> **Task requirements**:
Would you return all of this data exactly, leaving nothing out?

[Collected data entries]
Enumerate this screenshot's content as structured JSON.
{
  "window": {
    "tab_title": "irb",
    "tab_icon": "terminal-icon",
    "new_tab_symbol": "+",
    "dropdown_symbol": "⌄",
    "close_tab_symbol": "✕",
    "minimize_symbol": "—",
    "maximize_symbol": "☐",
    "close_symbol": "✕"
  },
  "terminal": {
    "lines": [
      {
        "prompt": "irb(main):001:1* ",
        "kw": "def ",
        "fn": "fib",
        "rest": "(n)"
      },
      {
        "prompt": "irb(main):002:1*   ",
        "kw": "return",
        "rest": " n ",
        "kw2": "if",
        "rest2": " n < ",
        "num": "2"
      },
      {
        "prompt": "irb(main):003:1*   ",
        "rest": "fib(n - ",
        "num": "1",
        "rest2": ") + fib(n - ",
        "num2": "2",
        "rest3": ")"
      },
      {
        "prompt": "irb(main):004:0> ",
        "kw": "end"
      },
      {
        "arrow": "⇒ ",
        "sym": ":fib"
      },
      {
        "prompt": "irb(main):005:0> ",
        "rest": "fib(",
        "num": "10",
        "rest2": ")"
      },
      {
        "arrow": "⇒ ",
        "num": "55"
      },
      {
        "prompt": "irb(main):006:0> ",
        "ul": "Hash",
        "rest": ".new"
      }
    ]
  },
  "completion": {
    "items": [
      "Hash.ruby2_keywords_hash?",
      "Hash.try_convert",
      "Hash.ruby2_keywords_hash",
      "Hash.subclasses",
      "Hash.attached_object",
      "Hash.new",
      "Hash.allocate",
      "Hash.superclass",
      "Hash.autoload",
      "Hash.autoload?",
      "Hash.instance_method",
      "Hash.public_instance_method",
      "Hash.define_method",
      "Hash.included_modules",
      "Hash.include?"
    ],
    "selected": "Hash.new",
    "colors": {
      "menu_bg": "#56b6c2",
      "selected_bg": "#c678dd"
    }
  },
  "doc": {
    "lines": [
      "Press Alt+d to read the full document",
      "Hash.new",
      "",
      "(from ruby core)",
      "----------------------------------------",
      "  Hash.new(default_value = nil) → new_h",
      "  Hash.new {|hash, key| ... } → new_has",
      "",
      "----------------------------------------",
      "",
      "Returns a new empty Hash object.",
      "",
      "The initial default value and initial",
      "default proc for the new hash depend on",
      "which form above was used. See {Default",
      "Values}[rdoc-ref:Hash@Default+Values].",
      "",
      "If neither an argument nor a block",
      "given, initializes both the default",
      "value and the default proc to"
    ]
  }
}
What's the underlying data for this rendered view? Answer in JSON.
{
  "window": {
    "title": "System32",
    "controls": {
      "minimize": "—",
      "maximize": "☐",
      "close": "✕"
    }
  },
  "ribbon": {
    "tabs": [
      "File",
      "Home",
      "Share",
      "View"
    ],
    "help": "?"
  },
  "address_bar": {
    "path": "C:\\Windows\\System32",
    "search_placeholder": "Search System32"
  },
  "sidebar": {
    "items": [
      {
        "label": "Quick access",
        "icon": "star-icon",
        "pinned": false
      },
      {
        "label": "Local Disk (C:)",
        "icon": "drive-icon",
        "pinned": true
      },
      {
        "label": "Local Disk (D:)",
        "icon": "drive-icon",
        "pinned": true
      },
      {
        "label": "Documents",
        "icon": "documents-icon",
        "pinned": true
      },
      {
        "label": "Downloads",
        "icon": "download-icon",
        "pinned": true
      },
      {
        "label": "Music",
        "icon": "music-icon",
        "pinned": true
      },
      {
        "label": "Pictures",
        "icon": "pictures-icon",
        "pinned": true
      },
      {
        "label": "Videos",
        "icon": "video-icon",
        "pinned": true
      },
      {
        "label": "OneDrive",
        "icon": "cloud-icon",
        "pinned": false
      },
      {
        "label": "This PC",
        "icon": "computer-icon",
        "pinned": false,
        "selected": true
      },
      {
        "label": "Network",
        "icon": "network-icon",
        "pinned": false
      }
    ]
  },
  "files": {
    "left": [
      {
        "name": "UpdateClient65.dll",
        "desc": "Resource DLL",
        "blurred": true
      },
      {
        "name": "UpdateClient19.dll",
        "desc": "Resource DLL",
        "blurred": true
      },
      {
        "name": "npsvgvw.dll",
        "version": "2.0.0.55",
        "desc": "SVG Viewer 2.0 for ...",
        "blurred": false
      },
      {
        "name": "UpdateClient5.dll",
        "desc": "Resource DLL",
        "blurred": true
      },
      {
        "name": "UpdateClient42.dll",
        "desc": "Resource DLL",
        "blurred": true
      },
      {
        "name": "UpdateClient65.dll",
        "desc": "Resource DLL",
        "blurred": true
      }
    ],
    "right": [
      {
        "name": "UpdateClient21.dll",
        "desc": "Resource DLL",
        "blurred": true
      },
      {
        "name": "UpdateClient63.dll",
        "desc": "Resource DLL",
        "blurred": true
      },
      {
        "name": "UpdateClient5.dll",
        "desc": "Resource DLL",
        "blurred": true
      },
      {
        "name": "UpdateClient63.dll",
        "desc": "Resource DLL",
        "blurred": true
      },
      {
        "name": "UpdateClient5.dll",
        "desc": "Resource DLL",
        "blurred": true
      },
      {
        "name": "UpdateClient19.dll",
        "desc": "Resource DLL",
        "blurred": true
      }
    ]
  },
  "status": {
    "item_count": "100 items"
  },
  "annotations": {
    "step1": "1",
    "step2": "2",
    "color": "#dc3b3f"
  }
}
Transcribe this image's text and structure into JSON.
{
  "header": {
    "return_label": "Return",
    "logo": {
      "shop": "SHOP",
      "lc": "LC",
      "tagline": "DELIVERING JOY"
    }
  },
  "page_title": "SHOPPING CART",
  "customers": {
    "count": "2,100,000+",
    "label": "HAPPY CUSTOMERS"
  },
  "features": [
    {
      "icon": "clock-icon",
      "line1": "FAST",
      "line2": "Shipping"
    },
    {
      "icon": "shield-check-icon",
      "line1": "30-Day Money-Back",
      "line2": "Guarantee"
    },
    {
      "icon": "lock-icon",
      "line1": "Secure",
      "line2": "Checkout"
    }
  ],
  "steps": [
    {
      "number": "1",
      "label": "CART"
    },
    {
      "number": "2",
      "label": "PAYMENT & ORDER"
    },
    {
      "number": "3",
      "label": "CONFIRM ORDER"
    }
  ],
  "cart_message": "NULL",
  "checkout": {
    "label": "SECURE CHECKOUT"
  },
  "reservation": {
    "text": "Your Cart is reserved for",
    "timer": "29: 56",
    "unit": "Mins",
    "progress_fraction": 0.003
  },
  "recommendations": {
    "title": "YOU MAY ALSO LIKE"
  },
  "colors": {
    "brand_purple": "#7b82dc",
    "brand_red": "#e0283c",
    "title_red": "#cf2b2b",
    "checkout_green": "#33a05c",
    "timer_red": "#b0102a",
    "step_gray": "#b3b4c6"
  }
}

> **Reply to the exercise**:
Enumerate this screenshot's content as structured JSON.
{
  "window": {
    "tab_title": "irb",
    "tab_icon": "terminal-icon",
    "new_tab_symbol": "+",
    "dropdown_symbol": "⌄",
    "close_tab_symbol": "✕",
    "minimize_symbol": "—",
    "maximize_symbol": "☐",
    "close_symbol": "✕"
  },
  "terminal": {
    "lines": [
      {
        "prompt": "irb(main):001:1* ",
        "kw": "def ",
        "fn": "fib",
        "rest": "(n)"
      },
      {
        "prompt": "irb(main):002:1*   ",
        "kw": "return",
        "rest": " n ",
        "kw2": "if",
        "rest2": " n < ",
        "num": "2"
      },
      {
        "prompt": "irb(main):003:1*   ",
        "rest": "fib(n - ",
        "num": "1",
        "rest2": ") + fib(n - ",
        "num2": "2",
        "rest3": ")"
      },
      {
        "prompt": "irb(main):004:0> ",
        "kw": "end"
      },
      {
        "arrow": "⇒ ",
        "sym": ":fib"
      },
      {
        "prompt": "irb(main):005:0> ",
        "rest": "fib(",
        "num": "10",
        "rest2": ")"
      },
      {
        "arrow": "⇒ ",
        "num": "55"
      },
      {
        "prompt": "irb(main):006:0> ",
        "ul": "Hash",
        "rest": ".new"
      }
    ]
  },
  "completion": {
    "items": [
      "Hash.ruby2_keywords_hash?",
      "Hash.try_convert",
      "Hash.ruby2_keywords_hash",
      "Hash.subclasses",
      "Hash.attached_object",
      "Hash.new",
      "Hash.allocate",
      "Hash.superclass",
      "Hash.autoload",
      "Hash.autoload?",
      "Hash.instance_method",
      "Hash.public_instance_method",
      "Hash.define_method",
      "Hash.included_modules",
      "Hash.include?"
    ],
    "selected": "Hash.new",
    "colors": {
      "menu_bg": "#56b6c2",
      "selected_bg": "#c678dd"
    }
  },
  "doc": {
    "lines": [
      "Press Alt+d to read the full document",
      "Hash.new",
      "",
      "(from ruby core)",
      "----------------------------------------",
      "  Hash.new(default_value = nil) → new_h",
      "  Hash.new {|hash, key| ... } → new_has",
      "",
      "----------------------------------------",
      "",
      "Returns a new empty Hash object.",
      "",
      "The initial default value and initial",
      "default proc for the new hash depend on",
      "which form above was used. See {Default",
      "Values}[rdoc-ref:Hash@Default+Values].",
      "",
      "If neither an argument nor a block",
      "given, initializes both the default",
      "value and the default proc to"
    ]
  }
}
What's the underlying data for this rendered view? Answer in JSON.
{
  "window": {
    "title": "System32",
    "controls": {
      "minimize": "—",
      "maximize": "☐",
      "close": "✕"
    }
  },
  "ribbon": {
    "tabs": [
      "File",
      "Home",
      "Share",
      "View"
    ],
    "help": "?"
  },
  "address_bar": {
    "path": "C:\\Windows\\System32",
    "search_placeholder": "Search System32"
  },
  "sidebar": {
    "items": [
      {
        "label": "Quick access",
        "icon": "star-icon",
        "pinned": false
      },
      {
        "label": "Local Disk (C:)",
        "icon": "drive-icon",
        "pinned": true
      },
      {
        "label": "Local Disk (D:)",
        "icon": "drive-icon",
        "pinned": true
      },
      {
        "label": "Documents",
        "icon": "documents-icon",
        "pinned": true
      },
      {
        "label": "Downloads",
        "icon": "download-icon",
        "pinned": true
      },
      {
        "label": "Music",
        "icon": "music-icon",
        "pinned": true
      },
      {
        "label": "Pictures",
        "icon": "pictures-icon",
        "pinned": true
      },
      {
        "label": "Videos",
        "icon": "video-icon",
        "pinned": true
      },
      {
        "label": "OneDrive",
        "icon": "cloud-icon",
        "pinned": false
      },
      {
        "label": "This PC",
        "icon": "computer-icon",
        "pinned": false,
        "selected": true
      },
      {
        "label": "Network",
        "icon": "network-icon",
        "pinned": false
      }
    ]
  },
  "files": {
    "left": [
      {
        "name": "UpdateClient65.dll",
        "desc": "Resource DLL",
        "blurred": true
      },
      {
        "name": "UpdateClient19.dll",
        "desc": "Resource DLL",
        "blurred": true
      },
      {
        "name": "npsvgvw.dll",
        "version": "2.0.0.55",
        "desc": "SVG Viewer 2.0 for ...",
        "blurred": false
      },
      {
        "name": "UpdateClient5.dll",
        "desc": "Resource DLL",
        "blurred": true
      },
      {
        "name": "UpdateClient42.dll",
        "desc": "Resource DLL",
        "blurred": true
      },
      {
        "name": "UpdateClient65.dll",
        "desc": "Resource DLL",
        "blurred": true
      }
    ],
    "right": [
      {
        "name": "UpdateClient21.dll",
        "desc": "Resource DLL",
        "blurred": true
      },
      {
        "name": "UpdateClient63.dll",
        "desc": "Resource DLL",
        "blurred": true
      },
      {
        "name": "UpdateClient5.dll",
        "desc": "Resource DLL",
        "blurred": true
      },
      {
        "name": "UpdateClient63.dll",
        "desc": "Resource DLL",
        "blurred": true
      },
      {
        "name": "UpdateClient5.dll",
        "desc": "Resource DLL",
        "blurred": true
      },
      {
        "name": "UpdateClient19.dll",
        "desc": "Resource DLL",
        "blurred": true
      }
    ]
  },
  "status": {
    "item_count": "100 items"
  },
  "annotations": {
    "step1": "1",
    "step2": "2",
    "color": "#dc3b3f"
  }
}
Transcribe this image's text and structure into JSON.
{
  "header": {
    "return_label": "Return",
    "logo": {
      "shop": "SHOP",
      "lc": "LC",
      "tagline": "DELIVERING JOY"
    }
  },
  "page_title": "SHOPPING CART",
  "customers": {
    "count": "2,100,000+",
    "label": "HAPPY CUSTOMERS"
  },
  "features": [
    {
      "icon": "clock-icon",
      "line1": "FAST",
      "line2": "Shipping"
    },
    {
      "icon": "shield-check-icon",
      "line1": "30-Day Money-Back",
      "line2": "Guarantee"
    },
    {
      "icon": "lock-icon",
      "line1": "Secure",
      "line2": "Checkout"
    }
  ],
  "steps": [
    {
      "number": "1",
      "label": "CART"
    },
    {
      "number": "2",
      "label": "PAYMENT & ORDER"
    },
    {
      "number": "3",
      "label": "CONFIRM ORDER"
    }
  ],
  "cart_message": "NULL",
  "checkout": {
    "label": "SECURE CHECKOUT"
  },
  "reservation": {
    "text": "Your Cart is reserved for",
    "timer": "29: 56",
    "unit": "Mins",
    "progress_fraction": 0.003
  },
  "recommendations": {
    "title": "YOU MAY ALSO LIKE"
  },
  "colors": {
    "brand_purple": "#7b82dc",
    "brand_red": "#e0283c",
    "title_red": "#cf2b2b",
    "checkout_green": "#33a05c",
    "timer_red": "#b0102a",
    "step_gray": "#b3b4c6"
  }
}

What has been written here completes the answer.